Short problem: Present the data once more in exactly its original form.
----
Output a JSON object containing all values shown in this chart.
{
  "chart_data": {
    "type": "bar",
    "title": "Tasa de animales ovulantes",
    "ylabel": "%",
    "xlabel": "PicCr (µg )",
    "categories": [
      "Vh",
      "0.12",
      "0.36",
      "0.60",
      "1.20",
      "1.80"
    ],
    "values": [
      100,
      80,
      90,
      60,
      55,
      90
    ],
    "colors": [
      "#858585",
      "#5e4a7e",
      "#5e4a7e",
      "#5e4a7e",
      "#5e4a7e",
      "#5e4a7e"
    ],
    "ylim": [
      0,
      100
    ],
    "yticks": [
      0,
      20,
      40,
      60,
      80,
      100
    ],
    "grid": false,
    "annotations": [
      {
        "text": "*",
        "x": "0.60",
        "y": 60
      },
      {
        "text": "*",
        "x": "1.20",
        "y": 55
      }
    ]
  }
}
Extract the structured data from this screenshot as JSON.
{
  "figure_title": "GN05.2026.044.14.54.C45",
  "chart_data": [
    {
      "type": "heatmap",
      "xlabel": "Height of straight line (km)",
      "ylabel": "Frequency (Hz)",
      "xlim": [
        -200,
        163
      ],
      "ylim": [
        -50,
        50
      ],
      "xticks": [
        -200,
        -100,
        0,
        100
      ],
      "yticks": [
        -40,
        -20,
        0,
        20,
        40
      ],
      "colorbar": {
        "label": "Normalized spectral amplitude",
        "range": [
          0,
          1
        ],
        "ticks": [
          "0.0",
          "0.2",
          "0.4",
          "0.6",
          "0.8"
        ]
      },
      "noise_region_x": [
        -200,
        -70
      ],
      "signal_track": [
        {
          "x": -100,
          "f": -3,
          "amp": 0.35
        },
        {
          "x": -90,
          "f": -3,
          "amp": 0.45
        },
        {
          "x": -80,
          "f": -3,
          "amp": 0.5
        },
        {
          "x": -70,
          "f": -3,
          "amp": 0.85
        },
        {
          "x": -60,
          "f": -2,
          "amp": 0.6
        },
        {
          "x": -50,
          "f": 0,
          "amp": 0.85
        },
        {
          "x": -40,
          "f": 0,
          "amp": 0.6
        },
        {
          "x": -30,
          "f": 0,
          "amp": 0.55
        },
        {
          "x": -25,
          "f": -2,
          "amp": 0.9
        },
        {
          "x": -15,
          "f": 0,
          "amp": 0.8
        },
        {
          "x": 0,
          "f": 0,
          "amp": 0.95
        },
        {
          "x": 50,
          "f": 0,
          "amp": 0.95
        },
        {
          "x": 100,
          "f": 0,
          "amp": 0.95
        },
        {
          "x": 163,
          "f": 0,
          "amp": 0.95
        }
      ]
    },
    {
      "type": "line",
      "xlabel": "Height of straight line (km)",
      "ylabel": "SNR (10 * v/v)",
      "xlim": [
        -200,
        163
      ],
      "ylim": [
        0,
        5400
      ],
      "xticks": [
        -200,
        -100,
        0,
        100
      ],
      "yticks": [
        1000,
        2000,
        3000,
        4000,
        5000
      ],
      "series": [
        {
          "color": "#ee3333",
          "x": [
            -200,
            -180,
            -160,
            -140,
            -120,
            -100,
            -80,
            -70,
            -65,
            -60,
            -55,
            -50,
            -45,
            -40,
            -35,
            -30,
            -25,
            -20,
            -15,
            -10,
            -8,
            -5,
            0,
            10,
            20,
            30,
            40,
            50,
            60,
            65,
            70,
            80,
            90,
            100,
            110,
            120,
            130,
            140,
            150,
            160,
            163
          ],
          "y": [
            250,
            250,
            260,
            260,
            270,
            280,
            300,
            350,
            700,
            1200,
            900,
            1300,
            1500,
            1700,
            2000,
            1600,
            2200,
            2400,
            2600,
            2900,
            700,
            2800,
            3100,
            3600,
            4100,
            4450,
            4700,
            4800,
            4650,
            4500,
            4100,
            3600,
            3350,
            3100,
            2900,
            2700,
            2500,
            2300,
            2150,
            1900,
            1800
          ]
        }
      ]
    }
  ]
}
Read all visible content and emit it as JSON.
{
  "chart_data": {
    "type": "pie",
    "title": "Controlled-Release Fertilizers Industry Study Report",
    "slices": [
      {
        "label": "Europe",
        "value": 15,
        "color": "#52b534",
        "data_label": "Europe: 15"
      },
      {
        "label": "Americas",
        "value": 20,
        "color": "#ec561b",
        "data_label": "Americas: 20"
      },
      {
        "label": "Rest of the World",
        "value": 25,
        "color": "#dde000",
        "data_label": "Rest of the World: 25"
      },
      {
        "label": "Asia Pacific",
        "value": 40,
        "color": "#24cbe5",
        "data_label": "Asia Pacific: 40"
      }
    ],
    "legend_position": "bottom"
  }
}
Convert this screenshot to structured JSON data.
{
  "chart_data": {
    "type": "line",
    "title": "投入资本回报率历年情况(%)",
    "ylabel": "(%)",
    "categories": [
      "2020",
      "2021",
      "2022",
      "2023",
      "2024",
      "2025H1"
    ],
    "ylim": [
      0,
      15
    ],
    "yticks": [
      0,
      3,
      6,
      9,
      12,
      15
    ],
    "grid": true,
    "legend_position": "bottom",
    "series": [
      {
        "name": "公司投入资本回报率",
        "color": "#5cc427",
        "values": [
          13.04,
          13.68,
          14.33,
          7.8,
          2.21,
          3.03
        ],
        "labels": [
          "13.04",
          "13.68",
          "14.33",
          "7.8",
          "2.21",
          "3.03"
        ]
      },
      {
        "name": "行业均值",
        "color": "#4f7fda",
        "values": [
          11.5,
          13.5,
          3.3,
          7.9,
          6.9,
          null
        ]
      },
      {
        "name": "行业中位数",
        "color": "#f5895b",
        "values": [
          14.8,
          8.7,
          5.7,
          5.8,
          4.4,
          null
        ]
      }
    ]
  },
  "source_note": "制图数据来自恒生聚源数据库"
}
----
In response:
Output a JSON object containing all values shown in this chart.
{
  "chart_data": {
    "type": "bar",
    "title": "Tasa de animales ovulantes",
    "ylabel": "%",
    "xlabel": "PicCr (µg )",
    "categories": [
      "Vh",
      "0.12",
      "0.36",
      "0.60",
      "1.20",
      "1.80"
    ],
    "values": [
      100,
      80,
      90,
      60,
      55,
      90
    ],
    "colors": [
      "#858585",
      "#5e4a7e",
      "#5e4a7e",
      "#5e4a7e",
      "#5e4a7e",
      "#5e4a7e"
    ],
    "ylim": [
      0,
      100
    ],
    "yticks": [
      0,
      20,
      40,
      60,
      80,
      100
    ],
    "grid": false,
    "annotations": [
      {
        "text": "*",
        "x": "0.60",
        "y": 60
      },
      {
        "text": "*",
        "x": "1.20",
        "y": 55
      }
    ]
  }
}
Extract the structured data from this screenshot as JSON.
{
  "figure_title": "GN05.2026.044.14.54.C45",
  "chart_data": [
    {
      "type": "heatmap",
      "xlabel": "Height of straight line (km)",
      "ylabel": "Frequency (Hz)",
      "xlim": [
        -200,
        163
      ],
      "ylim": [
        -50,
        50
      ],
      "xticks": [
        -200,
        -100,
        0,
        100
      ],
      "yticks": [
        -40,
        -20,
        0,
        20,
        40
      ],
      "colorbar": {
        "label": "Normalized spectral amplitude",
        "range": [
          0,
          1
        ],
        "ticks": [
          "0.0",
          "0.2",
          "0.4",
          "0.6",
          "0.8"
        ]
      },
      "noise_region_x": [
        -200,
        -70
      ],
      "signal_track": [
        {
          "x": -100,
          "f": -3,
          "amp": 0.35
        },
        {
          "x": -90,
          "f": -3,
          "amp": 0.45
        },
        {
          "x": -80,
          "f": -3,
          "amp": 0.5
        },
        {
          "x": -70,
          "f": -3,
          "amp": 0.85
        },
        {
          "x": -60,
          "f": -2,
          "amp": 0.6
        },
        {
          "x": -50,
          "f": 0,
          "amp": 0.85
        },
        {
          "x": -40,
          "f": 0,
          "amp": 0.6
        },
        {
          "x": -30,
          "f": 0,
          "amp": 0.55
        },
        {
          "x": -25,
          "f": -2,
          "amp": 0.9
        },
        {
          "x": -15,
          "f": 0,
          "amp": 0.8
        },
        {
          "x": 0,
          "f": 0,
          "amp": 0.95
        },
        {
          "x": 50,
          "f": 0,
          "amp": 0.95
        },
        {
          "x": 100,
          "f": 0,
          "amp": 0.95
        },
        {
          "x": 163,
          "f": 0,
          "amp": 0.95
        }
      ]
    },
    {
      "type": "line",
      "xlabel": "Height of straight line (km)",
      "ylabel": "SNR (10 * v/v)",
      "xlim": [
        -200,
        163
      ],
      "ylim": [
        0,
        5400
      ],
      "xticks": [
        -200,
        -100,
        0,
        100
      ],
      "yticks": [
        1000,
        2000,
        3000,
        4000,
        5000
      ],
      "series": [
        {
          "color": "#ee3333",
          "x": [
            -200,
            -180,
            -160,
            -140,
            -120,
            -100,
            -80,
            -70,
            -65,
            -60,
            -55,
            -50,
            -45,
            -40,
            -35,
            -30,
            -25,
            -20,
            -15,
            -10,
            -8,
            -5,
            0,
            10,
            20,
            30,
            40,
            50,
            60,
            65,
            70,
            80,
            90,
            100,
            110,
            120,
            130,
            140,
            150,
            160,
            163
          ],
          "y": [
            250,
            250,
            260,
            260,
            270,
            280,
            300,
            350,
            700,
            1200,
            900,
            1300,
            1500,
            1700,
            2000,
            1600,
            2200,
            2400,
            2600,
            2900,
            700,
            2800,
            3100,
            3600,
            4100,
            4450,
            4700,
            4800,
            4650,
            4500,
            4100,
            3600,
            3350,
            3100,
            2900,
            2700,
            2500,
            2300,
            2150,
            1900,
            1800
          ]
        }
      ]
    }
  ]
}
Read all visible content and emit it as JSON.
{
  "chart_data": {
    "type": "pie",
    "title": "Controlled-Release Fertilizers Industry Study Report",
    "slices": [
      {
        "label": "Europe",
        "value": 15,
        "color": "#52b534",
        "data_label": "Europe: 15"
      },
      {
        "label": "Americas",
        "value": 20,
        "color": "#ec561b",
        "data_label": "Americas: 20"
      },
      {
        "label": "Rest of the World",
        "value": 25,
        "color": "#dde000",
        "data_label": "Rest of the World: 25"
      },
      {
        "label": "Asia Pacific",
        "value": 40,
        "color": "#24cbe5",
        "data_label": "Asia Pacific: 40"
      }
    ],
    "legend_position": "bottom"
  }
}
Convert this screenshot to structured JSON data.
{
  "chart_data": {
    "type": "line",
    "title": "投入资本回报率历年情况(%)",
    "ylabel": "(%)",
    "categories": [
      "2020",
      "2021",
      "2022",
      "2023",
      "2024",
      "2025H1"
    ],
    "ylim": [
      0,
      15
    ],
    "yticks": [
      0,
      3,
      6,
      9,
      12,
      15
    ],
    "grid": true,
    "legend_position": "bottom",
    "series": [
      {
        "name": "公司投入资本回报率",
        "color": "#5cc427",
        "values": [
          13.04,
          13.68,
          14.33,
          7.8,
          2.21,
          3.03
        ],
        "labels": [
          "13.04",
          "13.68",
          "14.33",
          "7.8",
          "2.21",
          "3.03"
        ]
      },
      {
        "name": "行业均值",
        "color": "#4f7fda",
        "values": [
          11.5,
          13.5,
          3.3,
          7.9,
          6.9,
          null
        ]
      },
      {
        "name": "行业中位数",
        "color": "#f5895b",
        "values": [
          14.8,
          8.7,
          5.7,
          5.8,
          4.4,
          null
        ]
      }
    ]
  },
  "source_note": "制图数据来自恒生聚源数据库"
}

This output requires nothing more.